THE PROBLEM | An exact copy of every record is needed.
start EXERCISE MATERIALS
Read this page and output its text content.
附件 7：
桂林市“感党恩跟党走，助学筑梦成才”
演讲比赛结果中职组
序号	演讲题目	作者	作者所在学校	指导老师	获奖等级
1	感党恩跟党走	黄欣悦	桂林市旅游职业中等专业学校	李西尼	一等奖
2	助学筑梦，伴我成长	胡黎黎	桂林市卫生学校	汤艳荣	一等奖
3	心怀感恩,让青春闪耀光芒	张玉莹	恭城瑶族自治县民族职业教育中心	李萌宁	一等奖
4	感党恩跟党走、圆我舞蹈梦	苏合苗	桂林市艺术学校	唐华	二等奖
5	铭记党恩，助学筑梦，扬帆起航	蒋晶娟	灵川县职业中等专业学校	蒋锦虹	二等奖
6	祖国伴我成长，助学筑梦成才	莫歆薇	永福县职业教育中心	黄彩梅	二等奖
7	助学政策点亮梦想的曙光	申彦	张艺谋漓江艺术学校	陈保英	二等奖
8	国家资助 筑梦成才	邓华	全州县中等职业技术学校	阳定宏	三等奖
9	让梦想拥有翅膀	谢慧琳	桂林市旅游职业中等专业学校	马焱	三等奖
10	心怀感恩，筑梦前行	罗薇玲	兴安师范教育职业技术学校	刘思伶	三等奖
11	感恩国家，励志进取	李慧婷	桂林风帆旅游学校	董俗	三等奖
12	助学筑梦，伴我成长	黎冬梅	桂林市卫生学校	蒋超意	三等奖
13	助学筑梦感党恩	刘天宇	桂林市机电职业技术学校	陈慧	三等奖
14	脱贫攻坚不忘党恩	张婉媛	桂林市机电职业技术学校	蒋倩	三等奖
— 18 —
end EXERCISE MATERIALS
EXERCISE RESULT |
Read this page and output its text content.
附件 7：
桂林市“感党恩跟党走，助学筑梦成才”
演讲比赛结果中职组
序号	演讲题目	作者	作者所在学校	指导老师	获奖等级
1	感党恩跟党走	黄欣悦	桂林市旅游职业中等专业学校	李西尼	一等奖
2	助学筑梦，伴我成长	胡黎黎	桂林市卫生学校	汤艳荣	一等奖
3	心怀感恩,让青春闪耀光芒	张玉莹	恭城瑶族自治县民族职业教育中心	李萌宁	一等奖
4	感党恩跟党走、圆我舞蹈梦	苏合苗	桂林市艺术学校	唐华	二等奖
5	铭记党恩，助学筑梦，扬帆起航	蒋晶娟	灵川县职业中等专业学校	蒋锦虹	二等奖
6	祖国伴我成长，助学筑梦成才	莫歆薇	永福县职业教育中心	黄彩梅	二等奖
7	助学政策点亮梦想的曙光	申彦	张艺谋漓江艺术学校	陈保英	二等奖
8	国家资助 筑梦成才	邓华	全州县中等职业技术学校	阳定宏	三等奖
9	让梦想拥有翅膀	谢慧琳	桂林市旅游职业中等专业学校	马焱	三等奖
10	心怀感恩，筑梦前行	罗薇玲	兴安师范教育职业技术学校	刘思伶	三等奖
11	感恩国家，励志进取	李慧婷	桂林风帆旅游学校	董俗	三等奖
12	助学筑梦，伴我成长	黎冬梅	桂林市卫生学校	蒋超意	三等奖
13	助学筑梦感党恩	刘天宇	桂林市机电职业技术学校	陈慧	三等奖
14	脱贫攻坚不忘党恩	张婉媛	桂林市机电职业技术学校	蒋倩	三等奖
— 18 —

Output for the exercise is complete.